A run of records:
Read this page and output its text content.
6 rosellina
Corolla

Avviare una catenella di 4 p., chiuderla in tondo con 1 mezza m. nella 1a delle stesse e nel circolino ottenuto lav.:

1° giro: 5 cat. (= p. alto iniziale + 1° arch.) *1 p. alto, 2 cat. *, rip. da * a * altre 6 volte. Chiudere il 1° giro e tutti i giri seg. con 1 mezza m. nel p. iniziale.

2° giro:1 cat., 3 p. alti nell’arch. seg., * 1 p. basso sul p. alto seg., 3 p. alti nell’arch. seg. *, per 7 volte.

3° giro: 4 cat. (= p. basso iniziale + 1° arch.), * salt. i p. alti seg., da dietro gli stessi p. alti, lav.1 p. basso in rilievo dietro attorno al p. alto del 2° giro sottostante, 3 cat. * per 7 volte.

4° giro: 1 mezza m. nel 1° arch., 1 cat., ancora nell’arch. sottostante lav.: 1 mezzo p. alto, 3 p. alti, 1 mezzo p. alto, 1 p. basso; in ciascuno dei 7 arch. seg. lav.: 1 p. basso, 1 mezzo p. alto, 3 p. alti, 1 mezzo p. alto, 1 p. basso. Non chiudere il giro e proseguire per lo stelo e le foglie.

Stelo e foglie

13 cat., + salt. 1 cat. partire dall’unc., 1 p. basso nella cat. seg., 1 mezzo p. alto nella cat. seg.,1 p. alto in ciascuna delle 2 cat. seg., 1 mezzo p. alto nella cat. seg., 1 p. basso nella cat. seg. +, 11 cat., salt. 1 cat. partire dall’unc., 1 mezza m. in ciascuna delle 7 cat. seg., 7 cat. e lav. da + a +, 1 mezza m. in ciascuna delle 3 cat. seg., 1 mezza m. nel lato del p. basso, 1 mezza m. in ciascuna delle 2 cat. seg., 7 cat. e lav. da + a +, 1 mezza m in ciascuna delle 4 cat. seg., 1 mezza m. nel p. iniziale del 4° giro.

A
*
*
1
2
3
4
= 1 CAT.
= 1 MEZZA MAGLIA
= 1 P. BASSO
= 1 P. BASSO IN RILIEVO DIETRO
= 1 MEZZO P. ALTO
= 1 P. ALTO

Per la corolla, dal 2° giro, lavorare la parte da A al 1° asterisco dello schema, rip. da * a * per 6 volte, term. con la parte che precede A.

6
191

• WHAT IS NEEDED:
Using the data above, reproduce every line exactly.

• SOLUTION:
Read this page and output its text content.
6 rosellina
Corolla

Avviare una catenella di 4 p., chiuderla in tondo con 1 mezza m. nella 1a delle stesse e nel circolino ottenuto lav.:

1° giro: 5 cat. (= p. alto iniziale + 1° arch.) *1 p. alto, 2 cat. *, rip. da * a * altre 6 volte. Chiudere il 1° giro e tutti i giri seg. con 1 mezza m. nel p. iniziale.

2° giro:1 cat., 3 p. alti nell’arch. seg., * 1 p. basso sul p. alto seg., 3 p. alti nell’arch. seg. *, per 7 volte.

3° giro: 4 cat. (= p. basso iniziale + 1° arch.), * salt. i p. alti seg., da dietro gli stessi p. alti, lav.1 p. basso in rilievo dietro attorno al p. alto del 2° giro sottostante, 3 cat. * per 7 volte.

4° giro: 1 mezza m. nel 1° arch., 1 cat., ancora nell’arch. sottostante lav.: 1 mezzo p. alto, 3 p. alti, 1 mezzo p. alto, 1 p. basso; in ciascuno dei 7 arch. seg. lav.: 1 p. basso, 1 mezzo p. alto, 3 p. alti, 1 mezzo p. alto, 1 p. basso. Non chiudere il giro e proseguire per lo stelo e le foglie.

Stelo e foglie

13 cat., + salt. 1 cat. partire dall’unc., 1 p. basso nella cat. seg., 1 mezzo p. alto nella cat. seg.,1 p. alto in ciascuna delle 2 cat. seg., 1 mezzo p. alto nella cat. seg., 1 p. basso nella cat. seg. +, 11 cat., salt. 1 cat. partire dall’unc., 1 mezza m. in ciascuna delle 7 cat. seg., 7 cat. e lav. da + a +, 1 mezza m. in ciascuna delle 3 cat. seg., 1 mezza m. nel lato del p. basso, 1 mezza m. in ciascuna delle 2 cat. seg., 7 cat. e lav. da + a +, 1 mezza m in ciascuna delle 4 cat. seg., 1 mezza m. nel p. iniziale del 4° giro.

A
*
*
1
2
3
4
= 1 CAT.
= 1 MEZZA MAGLIA
= 1 P. BASSO
= 1 P. BASSO IN RILIEVO DIETRO
= 1 MEZZO P. ALTO
= 1 P. ALTO

Per la corolla, dal 2° giro, lavorare la parte da A al 1° asterisco dello schema, rip. da * a * per 6 volte, term. con la parte che precede A.

6
191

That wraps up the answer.